§ Problem description
Determine how many lines in these records hold "header". Only the number is wanted.

§ Provided data
>> Start

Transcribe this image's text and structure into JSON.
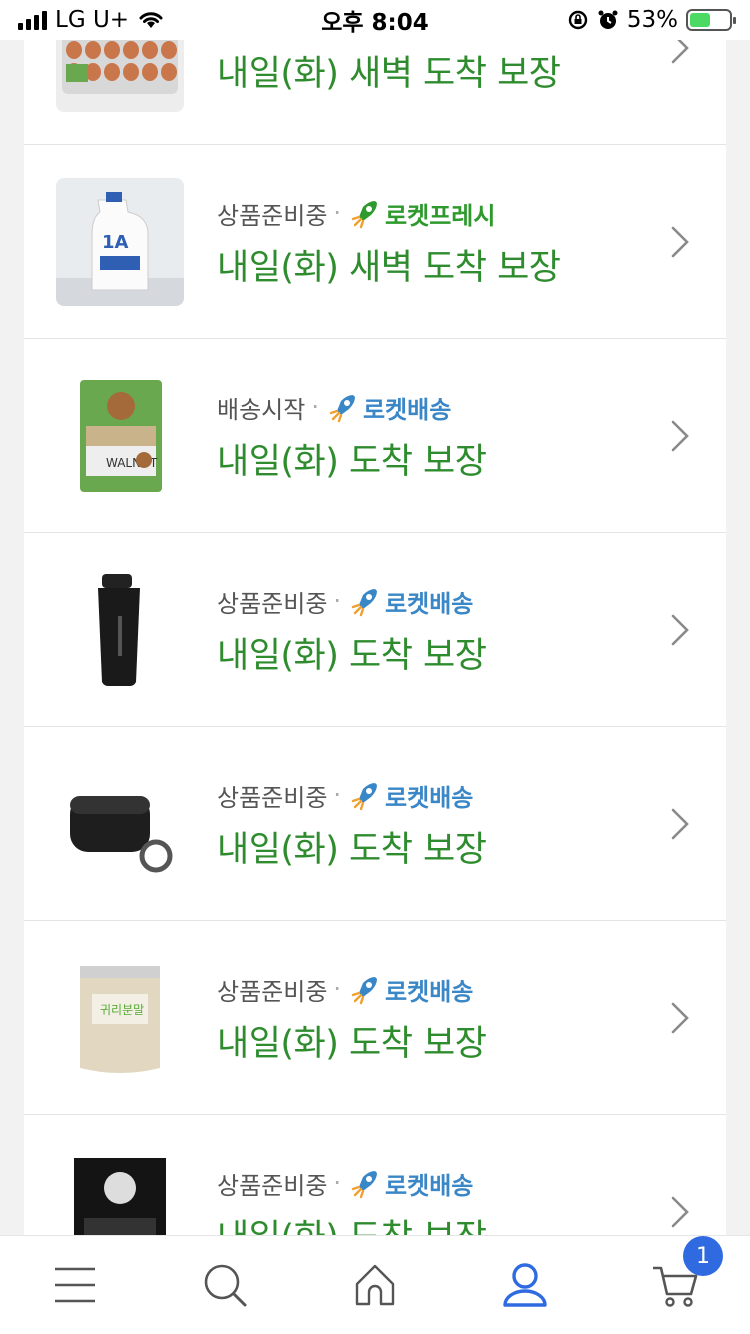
{
  "status_bar": {
    "carrier": "LG U+",
    "time": "오후 8:04",
    "battery_percent": "53%",
    "battery_level": 0.53
  },
  "items": [
    {
      "status": "",
      "badge": "",
      "badge_type": "fresh",
      "arrival": "내일(화) 새벽 도착 보장",
      "image": "eggs"
    },
    {
      "status": "상품준비중",
      "badge": "로켓프레시",
      "badge_type": "fresh",
      "arrival": "내일(화) 새벽 도착 보장",
      "image": "milk"
    },
    {
      "status": "배송시작",
      "badge": "로켓배송",
      "badge_type": "rocket",
      "arrival": "내일(화) 도착 보장",
      "image": "walnut"
    },
    {
      "status": "상품준비중",
      "badge": "로켓배송",
      "badge_type": "rocket",
      "arrival": "내일(화) 도착 보장",
      "image": "shaker"
    },
    {
      "status": "상품준비중",
      "badge": "로켓배송",
      "badge_type": "rocket",
      "arrival": "내일(화) 도착 보장",
      "image": "case"
    },
    {
      "status": "상품준비중",
      "badge": "로켓배송",
      "badge_type": "rocket",
      "arrival": "내일(화) 도착 보장",
      "image": "powder"
    },
    {
      "status": "상품준비중",
      "badge": "로켓배송",
      "badge_type": "rocket",
      "arrival": "내일(화) 도착 보장",
      "image": "coffee"
    }
  ],
  "bottom_nav": {
    "items": [
      "menu-icon",
      "search-icon",
      "home-icon",
      "user-icon",
      "cart-icon"
    ],
    "cart_count": "1",
    "active_color": "#2f6ae0"
  },
  "colors": {
    "arrival_green": "#2e8c2e",
    "fresh_green": "#2e9a2e",
    "rocket_blue": "#3a87c8"
  }
}
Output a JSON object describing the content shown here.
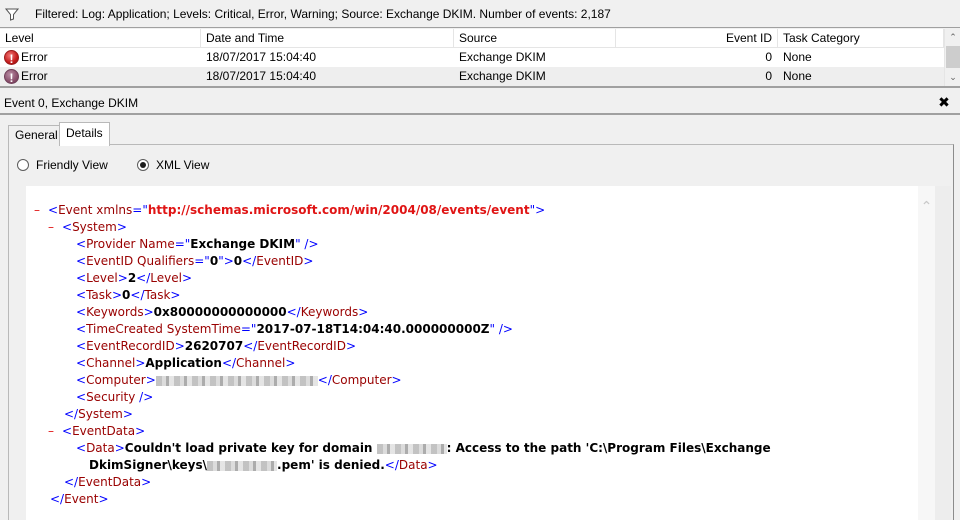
{
  "filter_bar": {
    "icon": "filter-funnel-icon",
    "text": "Filtered: Log: Application; Levels: Critical, Error, Warning; Source: Exchange DKIM. Number of events: 2,187"
  },
  "event_grid": {
    "columns": [
      "Level",
      "Date and Time",
      "Source",
      "Event ID",
      "Task Category"
    ],
    "rows": [
      {
        "level": "Error",
        "level_icon": "error-icon",
        "datetime": "18/07/2017 15:04:40",
        "source": "Exchange DKIM",
        "event_id": "0",
        "task_category": "None"
      },
      {
        "level": "Error",
        "level_icon": "error-icon",
        "datetime": "18/07/2017 15:04:40",
        "source": "Exchange DKIM",
        "event_id": "0",
        "task_category": "None"
      }
    ]
  },
  "detail": {
    "title": "Event 0, Exchange DKIM",
    "close_icon": "close-icon",
    "tabs": [
      {
        "label": "General",
        "active": false
      },
      {
        "label": "Details",
        "active": true
      }
    ],
    "view_options": [
      {
        "label": "Friendly View",
        "selected": false
      },
      {
        "label": "XML View",
        "selected": true
      }
    ]
  },
  "xml": {
    "event_tag": "Event",
    "xmlns_attr": "xmlns",
    "xmlns_value": "http://schemas.microsoft.com/win/2004/08/events/event",
    "system_tag": "System",
    "provider": {
      "tag": "Provider",
      "attr": "Name",
      "value": "Exchange DKIM"
    },
    "event_id": {
      "tag": "EventID",
      "attr": "Qualifiers",
      "attr_value": "0",
      "value": "0"
    },
    "level": {
      "tag": "Level",
      "value": "2"
    },
    "task": {
      "tag": "Task",
      "value": "0"
    },
    "keywords": {
      "tag": "Keywords",
      "value": "0x80000000000000"
    },
    "time_created": {
      "tag": "TimeCreated",
      "attr": "SystemTime",
      "value": "2017-07-18T14:04:40.000000000Z"
    },
    "event_record_id": {
      "tag": "EventRecordID",
      "value": "2620707"
    },
    "channel": {
      "tag": "Channel",
      "value": "Application"
    },
    "computer": {
      "tag": "Computer",
      "value_redacted": true
    },
    "security": {
      "tag": "Security"
    },
    "event_data_tag": "EventData",
    "data": {
      "tag": "Data",
      "text_part1": "Couldn't load private key for domain ",
      "text_part2": ": Access to the path 'C:\\Program Files\\Exchange",
      "text_part3": "DkimSigner\\keys\\",
      "text_part4": ".pem' is denied."
    }
  }
}
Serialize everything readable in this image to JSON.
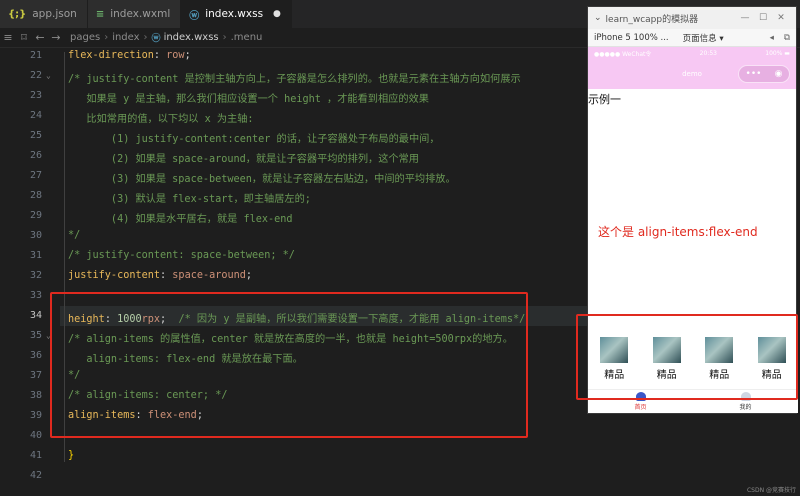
{
  "tabs": [
    {
      "icon": "{;}",
      "label": "app.json"
    },
    {
      "icon": "≡",
      "label": "index.wxml"
    },
    {
      "icon": "ⓦ",
      "label": "index.wxss",
      "modified": "●"
    }
  ],
  "breadcrumb": {
    "parts": [
      "pages",
      "index"
    ],
    "file": "index.wxss",
    "selector": ".menu"
  },
  "editor": {
    "line_numbers": [
      "21",
      "22",
      "23",
      "24",
      "25",
      "26",
      "27",
      "28",
      "29",
      "30",
      "31",
      "32",
      "33",
      "34",
      "35",
      "36",
      "37",
      "38",
      "39",
      "40",
      "41",
      "42"
    ],
    "current_line": "34",
    "lines": [
      [
        {
          "c": "pr",
          "t": "flex-direction"
        },
        {
          "c": "pl",
          "t": ": "
        },
        {
          "c": "vl",
          "t": "row"
        },
        {
          "c": "pl",
          "t": ";"
        }
      ],
      [
        {
          "c": "cm",
          "t": "/* justify-content 是控制主轴方向上，子容器是怎么排列的。也就是元素在主轴方向如何展示"
        }
      ],
      [
        {
          "c": "cm",
          "t": "   如果是 y 是主轴，那么我们相应设置一个 height ，才能看到相应的效果"
        }
      ],
      [
        {
          "c": "cm",
          "t": "   比如常用的值，以下均以 x 为主轴:"
        }
      ],
      [
        {
          "c": "cm",
          "t": "       (1) justify-content:center 的话，让子容器处于布局的最中间，"
        }
      ],
      [
        {
          "c": "cm",
          "t": "       (2) 如果是 space-around，就是让子容器平均的排列，这个常用"
        }
      ],
      [
        {
          "c": "cm",
          "t": "       (3) 如果是 space-between，就是让子容器左右贴边，中间的平均排放。"
        }
      ],
      [
        {
          "c": "cm",
          "t": "       (3) 默认是 flex-start，即主轴居左的;"
        }
      ],
      [
        {
          "c": "cm",
          "t": "       (4) 如果是水平居右，就是 flex-end"
        }
      ],
      [
        {
          "c": "cm",
          "t": "*/"
        }
      ],
      [
        {
          "c": "cm",
          "t": "/* justify-content: space-between; */"
        }
      ],
      [
        {
          "c": "pr",
          "t": "justify-content"
        },
        {
          "c": "pl",
          "t": ": "
        },
        {
          "c": "vl",
          "t": "space-around"
        },
        {
          "c": "pl",
          "t": ";"
        }
      ],
      [],
      [
        {
          "c": "pr",
          "t": "height"
        },
        {
          "c": "pl",
          "t": ": "
        },
        {
          "c": "nm",
          "t": "1000"
        },
        {
          "c": "vl",
          "t": "rpx"
        },
        {
          "c": "pl",
          "t": ";  "
        },
        {
          "c": "cm",
          "t": "/* 因为 y 是副轴，所以我们需要设置一下高度，才能用 align-items*/"
        }
      ],
      [
        {
          "c": "cm",
          "t": "/* align-items 的属性值，center 就是放在高度的一半，也就是 height=500rpx的地方。"
        }
      ],
      [
        {
          "c": "cm",
          "t": "   align-items: flex-end 就是放在最下面。"
        }
      ],
      [
        {
          "c": "cm",
          "t": "*/"
        }
      ],
      [
        {
          "c": "cm",
          "t": "/* align-items: center; */"
        }
      ],
      [
        {
          "c": "pr",
          "t": "align-items"
        },
        {
          "c": "pl",
          "t": ": "
        },
        {
          "c": "vl",
          "t": "flex-end"
        },
        {
          "c": "pl",
          "t": ";"
        }
      ],
      [],
      [
        {
          "c": "br",
          "t": "}"
        }
      ],
      []
    ]
  },
  "simulator": {
    "title": "learn_wcapp的模拟器",
    "device": "iPhone 5 100% ...",
    "page_info": "页面信息 ▾",
    "status_left": "●●●●● WeChat令",
    "status_time": "20:53",
    "status_right": "100% ▬",
    "nav_title": "demo",
    "capsule_more": "•••",
    "capsule_close": "◉",
    "example_label": "示例一",
    "red_text": "这个是 align-items:flex-end",
    "items": [
      "精品",
      "精品",
      "精品",
      "精品"
    ],
    "tab_home": "首页",
    "tab_mine": "我的"
  },
  "watermark": "CSDN @竞赛技行"
}
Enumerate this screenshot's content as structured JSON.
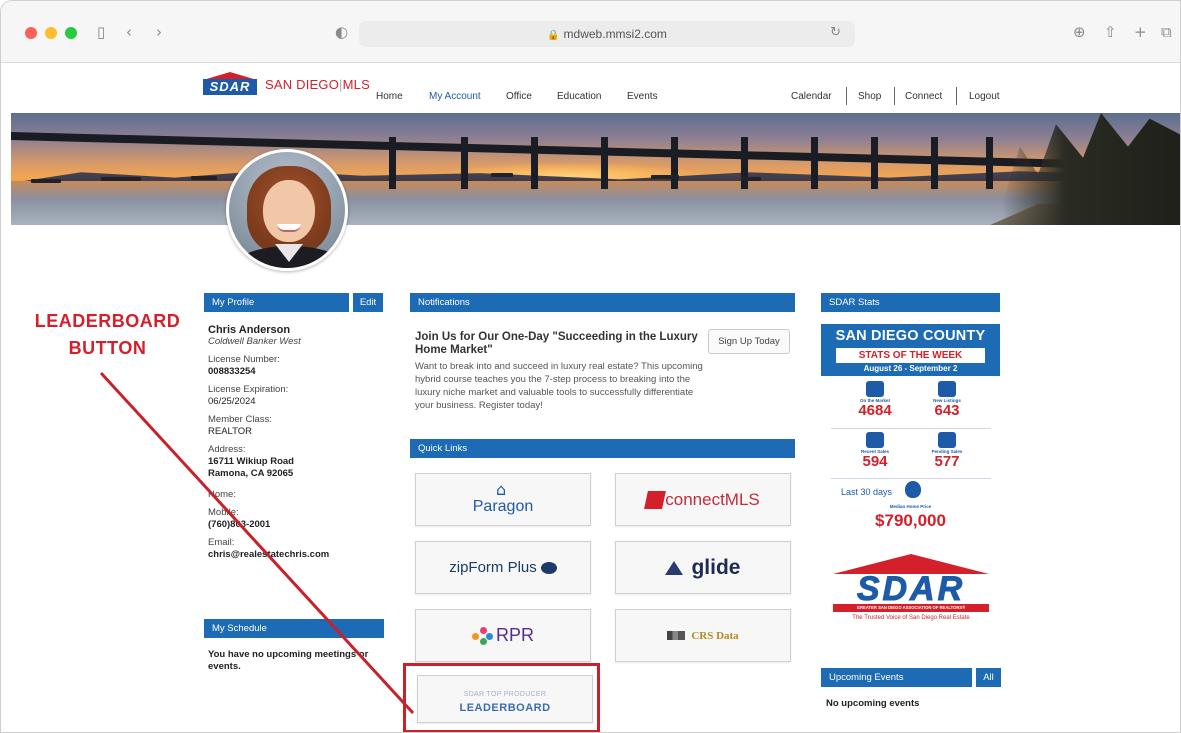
{
  "browser": {
    "url": "mdweb.mmsi2.com",
    "icons": [
      "sidebar-icon",
      "back-icon",
      "forward-icon",
      "privacy-icon",
      "reload-icon",
      "download-icon",
      "share-icon",
      "new-tab-icon",
      "tabs-icon"
    ]
  },
  "site": {
    "logo_text": "SDAR",
    "brand_left": "SAN DIEGO",
    "brand_sep": "|",
    "brand_right": "MLS",
    "nav": [
      "Home",
      "My Account",
      "Office",
      "Education",
      "Events"
    ],
    "nav_active": "My Account",
    "nav_right": [
      "Calendar",
      "Shop",
      "Connect",
      "Logout"
    ]
  },
  "profile": {
    "header": "My Profile",
    "edit_label": "Edit",
    "name": "Chris Anderson",
    "company": "Coldwell Banker West",
    "license_number_label": "License Number:",
    "license_number": "008833254",
    "license_expiration_label": "License Expiration:",
    "license_expiration": "06/25/2024",
    "member_class_label": "Member Class:",
    "member_class": "REALTOR",
    "address_label": "Address:",
    "address_line1": "16711 Wikiup Road",
    "address_line2": "Ramona, CA 92065",
    "home_label": "Home:",
    "mobile_label": "Mobile:",
    "mobile": "(760)803-2001",
    "email_label": "Email:",
    "email": "chris@realestatechris.com"
  },
  "schedule": {
    "header": "My Schedule",
    "text": "You have no upcoming meetings or events."
  },
  "notifications": {
    "header": "Notifications",
    "title": "Join Us for Our One-Day \"Succeeding in the Luxury Home Market\"",
    "body": "Want to break into and succeed in luxury real estate? This upcoming hybrid course teaches you the 7-step process to breaking into the luxury niche market and valuable tools to successfully differentiate your business. Register today!",
    "button": "Sign Up Today"
  },
  "quick_links": {
    "header": "Quick Links",
    "paragon": "Paragon",
    "connectmls": "connectMLS",
    "zipform": "zipForm Plus",
    "glide": "glide",
    "rpr": "RPR",
    "crs": "CRS Data",
    "leaderboard_small": "SDAR TOP PRODUCER",
    "leaderboard_big": "LEADERBOARD"
  },
  "stats": {
    "header": "SDAR Stats",
    "county": "SAN DIEGO COUNTY",
    "week": "STATS OF THE WEEK",
    "dates": "August 26 - September 2",
    "items": [
      {
        "label": "On the Market",
        "value": "4684"
      },
      {
        "label": "New Listings",
        "value": "643"
      },
      {
        "label": "Recent Sales",
        "value": "594"
      },
      {
        "label": "Pending Sales",
        "value": "577"
      }
    ],
    "last_days": "Last 30 days",
    "median_label": "Median Home Price",
    "median": "$790,000"
  },
  "sdar_logo": {
    "word": "SDAR",
    "band": "GREATER SAN DIEGO ASSOCIATION OF REALTORS®",
    "tagline": "The Trusted Voice of San Diego Real Estate"
  },
  "events": {
    "header": "Upcoming Events",
    "all_label": "All",
    "text": "No upcoming events"
  },
  "annotation": {
    "line1": "LEADERBOARD",
    "line2": "BUTTON",
    "color": "#d4202a"
  }
}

>> End

§ Output of the exercise
6